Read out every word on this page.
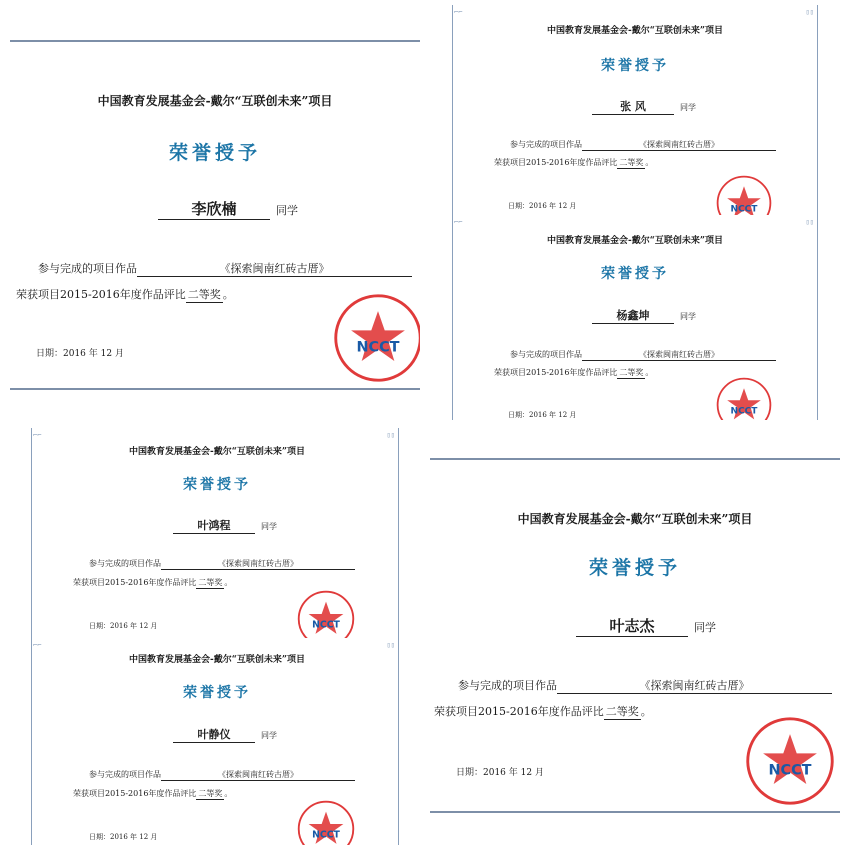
中国教育发展基金会-戴尔“互联创未来”项目
荣誉授予
李欣楠	同学
参与完成的项目作品	《探索闽南红砖古厝》
荣获项目2015-2016年度作品评比 二等奖 。
日期：2016 年 12 月	NCCT
⌐⌐	▯▯
中国教育发展基金会-戴尔“互联创未来”项目
荣誉授予
张 风	同学
参与完成的项目作品	《探索闽南红砖古厝》
荣获项目2015-2016年度作品评比 二等奖 。
日期：2016 年 12 月	NCCT
⌐⌐	▯▯
中国教育发展基金会-戴尔“互联创未来”项目
荣誉授予
杨鑫坤	同学
参与完成的项目作品	《探索闽南红砖古厝》
荣获项目2015-2016年度作品评比 二等奖 。
日期：2016 年 12 月	NCCT
⌐⌐	▯▯
中国教育发展基金会-戴尔“互联创未来”项目
荣誉授予
叶鸿程	同学
参与完成的项目作品	《探索闽南红砖古厝》
荣获项目2015-2016年度作品评比 二等奖 。
日期：2016 年 12 月	NCCT
⌐⌐	▯▯
中国教育发展基金会-戴尔“互联创未来”项目
荣誉授予
叶静仪	同学
参与完成的项目作品	《探索闽南红砖古厝》
荣获项目2015-2016年度作品评比 二等奖 。
日期：2016 年 12 月	NCCT
中国教育发展基金会-戴尔“互联创未来”项目
荣誉授予
叶志杰	同学
参与完成的项目作品	《探索闽南红砖古厝》
荣获项目2015-2016年度作品评比 二等奖 。
日期：2016 年 12 月	NCCT
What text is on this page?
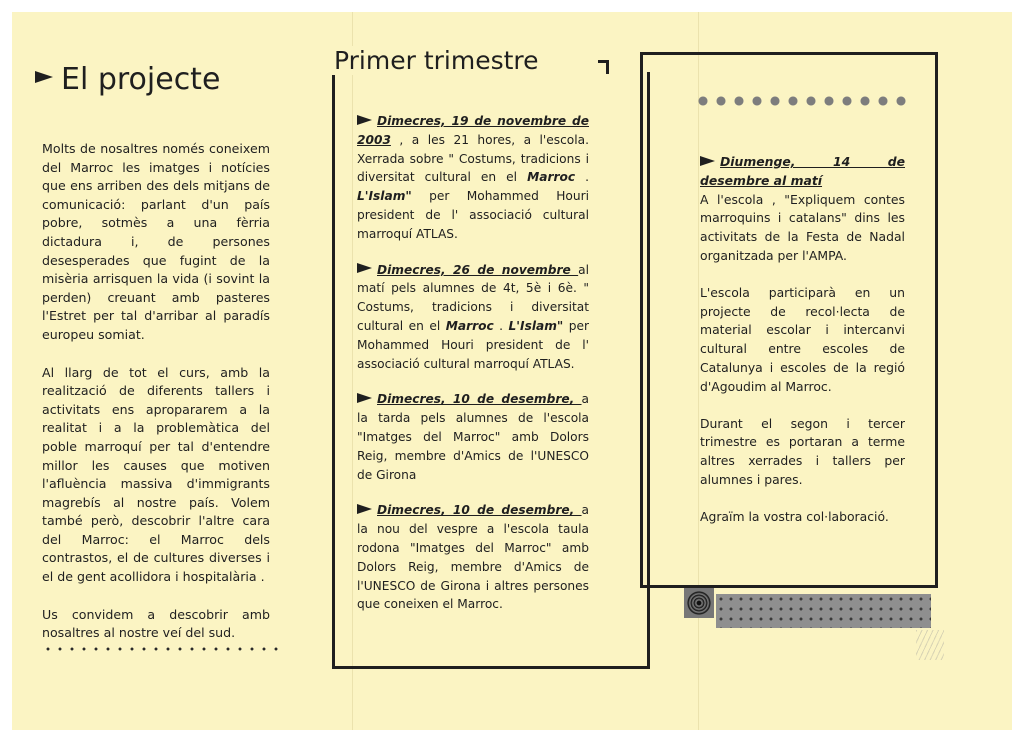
El projecte

Molts de nosaltres només coneixem del Marroc les imatges i notícies que ens arriben des dels mitjans de comunicació: parlant d'un país pobre, sotmès a una fèrria dictadura i, de persones desesperades que fugint de la misèria arrisquen la vida (i sovint la perden) creuant amb pasteres l'Estret per tal d'arribar al paradís europeu somiat.

Al llarg de tot el curs, amb la realització de diferents tallers i activitats ens apropararem a la realitat i a la problemàtica del poble marroquí per tal d'entendre millor les causes que motiven l'afluència massiva d'immigrants magrebís al nostre país. Volem també però, descobrir l'altre cara del Marroc: el Marroc dels contrastos, el de cultures diverses i el de gent acollidora i hospitalària .

Us convidem a descobrir amb nosaltres al nostre veí del sud.

Primer trimestre

Dimecres, 19 de novembre de 2003 , a les 21 hores, a l'escola. Xerrada sobre " Costums, tradicions i diversitat cultural en el Marroc . L'Islam" per Mohammed Houri president de l' associació cultural marroquí ATLAS.

Dimecres, 26 de novembre al matí pels alumnes de 4t, 5è i 6è. " Costums, tradicions i diversitat cultural en el Marroc . L'Islam" per Mohammed Houri president de l' associació cultural marroquí ATLAS.

Dimecres, 10 de desembre, a la tarda pels alumnes de l'escola "Imatges del Marroc" amb Dolors Reig, membre d'Amics de l'UNESCO de Girona

Dimecres, 10 de desembre, a la nou del vespre a l'escola taula rodona "Imatges del Marroc" amb Dolors Reig, membre d'Amics de l'UNESCO de Girona i altres persones que coneixen el Marroc.

Diumenge, 14 de desembre al matí

A l'escola , "Expliquem contes marroquins i catalans" dins les activitats de la Festa de Nadal organitzada per l'AMPA.

L'escola participarà en un projecte de recol·lecta de material escolar i intercanvi cultural entre escoles de Catalunya i escoles de la regió d'Agoudim al Marroc.

Durant el segon i tercer trimestre es portaran a terme altres xerrades i tallers per alumnes i pares.

Agraïm la vostra col·laboració.
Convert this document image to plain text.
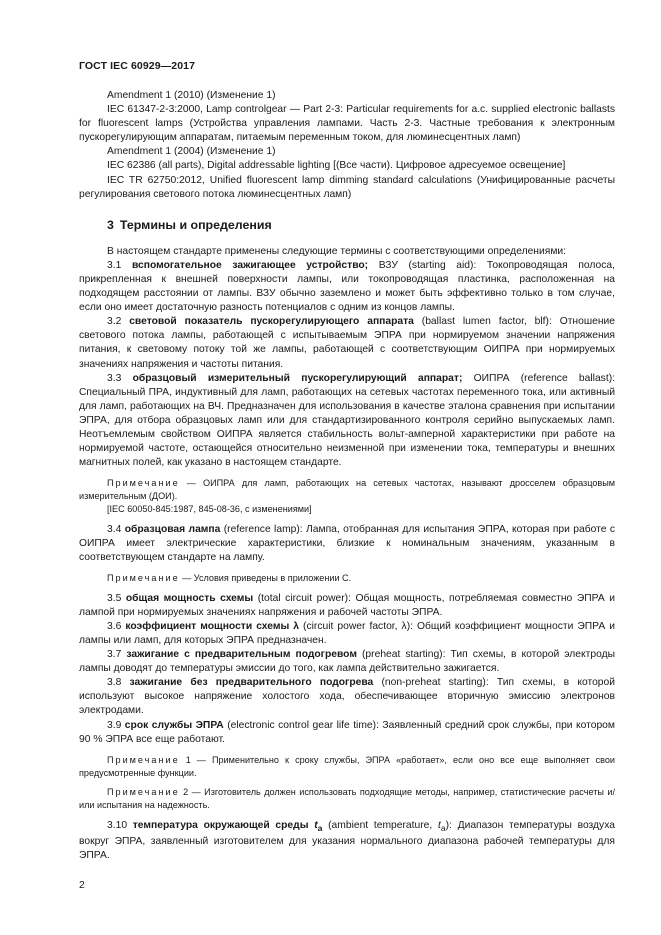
ГОСТ IEC 60929—2017

Amendment 1 (2010) (Изменение 1)

IEC 61347-2-3:2000, Lamp controlgear — Part 2-3: Particular requirements for a.c. supplied electronic ballasts for fluorescent lamps (Устройства управления лампами. Часть 2-3. Частные требования к электронным пускорегулирующим аппаратам, питаемым переменным током, для люминесцентных ламп)

Amendment 1 (2004) (Изменение 1)

IEC 62386 (all parts), Digital addressable lighting [(Все части). Цифровое адресуемое освещение]

IEC TR 62750:2012, Unified fluorescent lamp dimming standard calculations (Унифицированные расчеты регулирования светового потока люминесцентных ламп)

3 Термины и определения

В настоящем стандарте применены следующие термины с соответствующими определениями:

3.1 вспомогательное зажигающее устройство; ВЗУ (starting aid): Токопроводящая полоса, прикрепленная к внешней поверхности лампы, или токопроводящая пластинка, расположенная на подходящем расстоянии от лампы. ВЗУ обычно заземлено и может быть эффективно только в том случае, если оно имеет достаточную разность потенциалов с одним из концов лампы.

3.2 световой показатель пускорегулирующего аппарата (ballast lumen factor, blf): Отношение светового потока лампы, работающей с испытываемым ЭПРА при нормируемом значении напряжения питания, к световому потоку той же лампы, работающей с соответствующим ОИПРА при нормируемых значениях напряжения и частоты питания.

3.3 образцовый измерительный пускорегулирующий аппарат; ОИПРА (reference ballast): Специальный ПРА, индуктивный для ламп, работающих на сетевых частотах переменного тока, или активный для ламп, работающих на ВЧ. Предназначен для использования в качестве эталона сравнения при испытании ЭПРА, для отбора образцовых ламп или для стандартизированного контроля серийно выпускаемых ламп. Неотъемлемым свойством ОИПРА является стабильность вольт-амперной характеристики при работе на нормируемой частоте, остающейся относительно неизменной при изменении тока, температуры и внешних магнитных полей, как указано в настоящем стандарте.

Примечание — ОИПРА для ламп, работающих на сетевых частотах, называют дросселем образцовым измерительным (ДОИ).

[IEC 60050-845:1987, 845-08-36, с изменениями]

3.4 образцовая лампа (reference lamp): Лампа, отобранная для испытания ЭПРА, которая при работе с ОИПРА имеет электрические характеристики, близкие к номинальным значениям, указанным в соответствующем стандарте на лампу.

Примечание — Условия приведены в приложении С.

3.5 общая мощность схемы (total circuit power): Общая мощность, потребляемая совместно ЭПРА и лампой при нормируемых значениях напряжения и рабочей частоты ЭПРА.

3.6 коэффициент мощности схемы λ (circuit power factor, λ): Общий коэффициент мощности ЭПРА и лампы или ламп, для которых ЭПРА предназначен.

3.7 зажигание с предварительным подогревом (preheat starting): Тип схемы, в которой электроды лампы доводят до температуры эмиссии до того, как лампа действительно зажигается.

3.8 зажигание без предварительного подогрева (non-preheat starting): Тип схемы, в которой используют высокое напряжение холостого хода, обеспечивающее вторичную эмиссию электронов электродами.

3.9 срок службы ЭПРА (electronic control gear life time): Заявленный средний срок службы, при котором 90 % ЭПРА все еще работают.

Примечание 1 — Применительно к сроку службы, ЭПРА «работает», если оно все еще выполняет свои предусмотренные функции.

Примечание 2 — Изготовитель должен использовать подходящие методы, например, статистические расчеты и/или испытания на надежность.

3.10 температура окружающей среды $t_a$ (ambient temperature, $t_a$): Диапазон температуры воздуха вокруг ЭПРА, заявленный изготовителем для указания нормального диапазона рабочей температуры для ЭПРА.

2
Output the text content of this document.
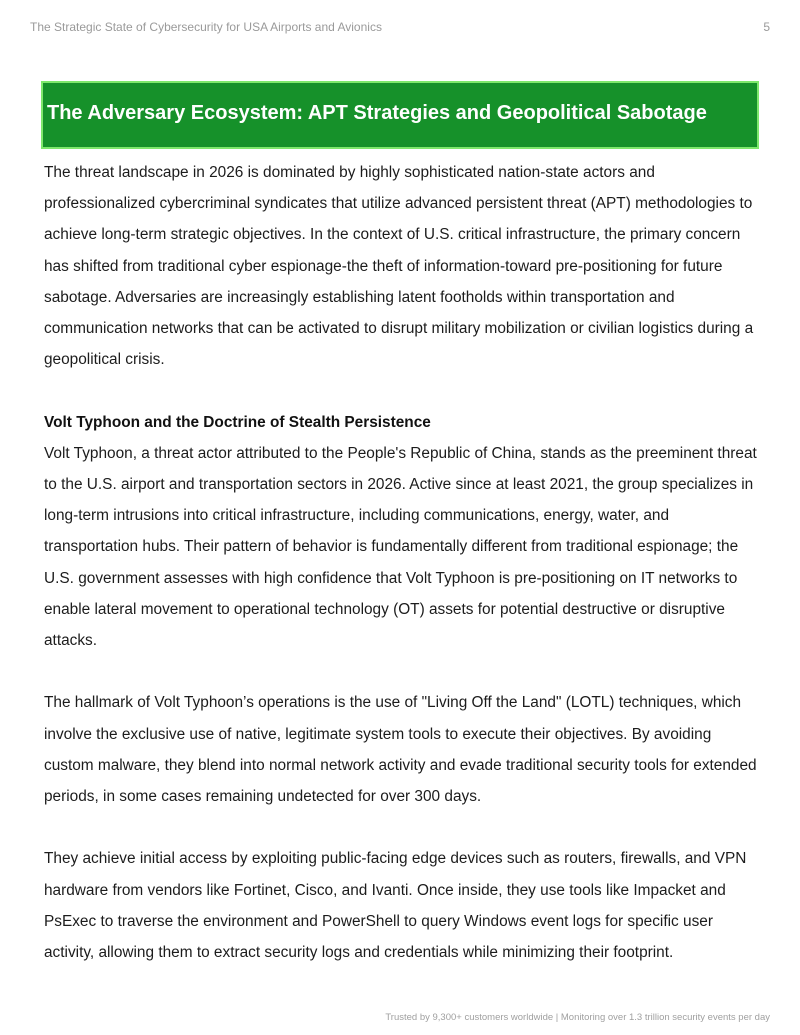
The Strategic State of Cybersecurity for USA Airports and Avionics	5
The Adversary Ecosystem: APT Strategies and Geopolitical Sabotage

The threat landscape in 2026 is dominated by highly sophisticated nation-state actors and professionalized cybercriminal syndicates that utilize advanced persistent threat (APT) methodologies to achieve long-term strategic objectives. In the context of U.S. critical infrastructure, the primary concern has shifted from traditional cyber espionage-the theft of information-toward pre-positioning for future sabotage. Adversaries are increasingly establishing latent footholds within transportation and communication networks that can be activated to disrupt military mobilization or civilian logistics during a geopolitical crisis.

Volt Typhoon and the Doctrine of Stealth Persistence

Volt Typhoon, a threat actor attributed to the People's Republic of China, stands as the preeminent threat to the U.S. airport and transportation sectors in 2026. Active since at least 2021, the group specializes in long-term intrusions into critical infrastructure, including communications, energy, water, and transportation hubs. Their pattern of behavior is fundamentally different from traditional espionage; the U.S. government assesses with high confidence that Volt Typhoon is pre-positioning on IT networks to enable lateral movement to operational technology (OT) assets for potential destructive or disruptive attacks.

The hallmark of Volt Typhoon’s operations is the use of "Living Off the Land" (LOTL) techniques, which involve the exclusive use of native, legitimate system tools to execute their objectives. By avoiding custom malware, they blend into normal network activity and evade traditional security tools for extended periods, in some cases remaining undetected for over 300 days.

They achieve initial access by exploiting public-facing edge devices such as routers, firewalls, and VPN hardware from vendors like Fortinet, Cisco, and Ivanti. Once inside, they use tools like Impacket and PsExec to traverse the environment and PowerShell to query Windows event logs for specific user activity, allowing them to extract security logs and credentials while minimizing their footprint.

Trusted by 9,300+ customers worldwide | Monitoring over 1.3 trillion security events per day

- - - - -

# [Instructions to follow]
Scan the entries above for the word "Dimecres" and collect each line holding it.

# [Task result]
Dimecres, 19 de novembre de 2003 , a les 21 hores, a l'escola. Xerrada sobre " Costums, tradicions i diversitat cultural en el Marroc . L'Islam" per Mohammed Houri president de l' associació cultural marroquí ATLAS.
Dimecres, 26 de novembre al matí pels alumnes de 4t, 5è i 6è. " Costums, tradicions i diversitat cultural en el Marroc . L'Islam" per Mohammed Houri president de l' associació cultural marroquí ATLAS.
Dimecres, 10 de desembre, a la tarda pels alumnes de l'escola "Imatges del Marroc" amb Dolors Reig, membre d'Amics de l'UNESCO de Girona
Dimecres, 10 de desembre, a la nou del vespre a l'escola taula rodona "Imatges del Marroc" amb Dolors Reig, membre d'Amics de l'UNESCO de Girona i altres persones que coneixen el Marroc.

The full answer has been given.